▸ **PROBLEM REQUIREMENTS**: Write out each entry, exactly the way it appears.

--------------------------------------------------

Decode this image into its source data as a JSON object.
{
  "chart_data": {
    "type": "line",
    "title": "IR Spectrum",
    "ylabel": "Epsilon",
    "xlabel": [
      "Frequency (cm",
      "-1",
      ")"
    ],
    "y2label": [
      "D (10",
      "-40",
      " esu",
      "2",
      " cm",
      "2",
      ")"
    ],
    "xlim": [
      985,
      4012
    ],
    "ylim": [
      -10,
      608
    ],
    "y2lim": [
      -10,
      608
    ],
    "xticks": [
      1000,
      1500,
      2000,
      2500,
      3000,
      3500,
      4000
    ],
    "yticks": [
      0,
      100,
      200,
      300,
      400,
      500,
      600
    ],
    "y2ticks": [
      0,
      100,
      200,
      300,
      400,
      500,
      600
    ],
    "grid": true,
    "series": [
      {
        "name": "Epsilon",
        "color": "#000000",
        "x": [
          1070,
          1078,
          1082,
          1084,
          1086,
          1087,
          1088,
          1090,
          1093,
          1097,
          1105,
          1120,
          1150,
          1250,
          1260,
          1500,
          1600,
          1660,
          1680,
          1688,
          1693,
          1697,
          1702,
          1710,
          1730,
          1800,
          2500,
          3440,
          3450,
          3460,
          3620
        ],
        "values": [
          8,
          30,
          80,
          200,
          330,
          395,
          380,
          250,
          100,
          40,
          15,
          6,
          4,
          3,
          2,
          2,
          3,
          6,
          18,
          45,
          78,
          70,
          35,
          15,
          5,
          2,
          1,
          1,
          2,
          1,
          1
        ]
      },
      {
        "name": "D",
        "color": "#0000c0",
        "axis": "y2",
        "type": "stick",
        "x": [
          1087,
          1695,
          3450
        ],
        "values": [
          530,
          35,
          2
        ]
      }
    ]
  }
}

--------------------------------------------------

▸ **CORRECT RESPONSE**:
Decode this image into its source data as a JSON object.
{
  "chart_data": {
    "type": "line",
    "title": "IR Spectrum",
    "ylabel": "Epsilon",
    "xlabel": [
      "Frequency (cm",
      "-1",
      ")"
    ],
    "y2label": [
      "D (10",
      "-40",
      " esu",
      "2",
      " cm",
      "2",
      ")"
    ],
    "xlim": [
      985,
      4012
    ],
    "ylim": [
      -10,
      608
    ],
    "y2lim": [
      -10,
      608
    ],
    "xticks": [
      1000,
      1500,
      2000,
      2500,
      3000,
      3500,
      4000
    ],
    "yticks": [
      0,
      100,
      200,
      300,
      400,
      500,
      600
    ],
    "y2ticks": [
      0,
      100,
      200,
      300,
      400,
      500,
      600
    ],
    "grid": true,
    "series": [
      {
        "name": "Epsilon",
        "color": "#000000",
        "x": [
          1070,
          1078,
          1082,
          1084,
          1086,
          1087,
          1088,
          1090,
          1093,
          1097,
          1105,
          1120,
          1150,
          1250,
          1260,
          1500,
          1600,
          1660,
          1680,
          1688,
          1693,
          1697,
          1702,
          1710,
          1730,
          1800,
          2500,
          3440,
          3450,
          3460,
          3620
        ],
        "values": [
          8,
          30,
          80,
          200,
          330,
          395,
          380,
          250,
          100,
          40,
          15,
          6,
          4,
          3,
          2,
          2,
          3,
          6,
          18,
          45,
          78,
          70,
          35,
          15,
          5,
          2,
          1,
          1,
          2,
          1,
          1
        ]
      },
      {
        "name": "D",
        "color": "#0000c0",
        "axis": "y2",
        "type": "stick",
        "x": [
          1087,
          1695,
          3450
        ],
        "values": [
          530,
          35,
          2
        ]
      }
    ]
  }
}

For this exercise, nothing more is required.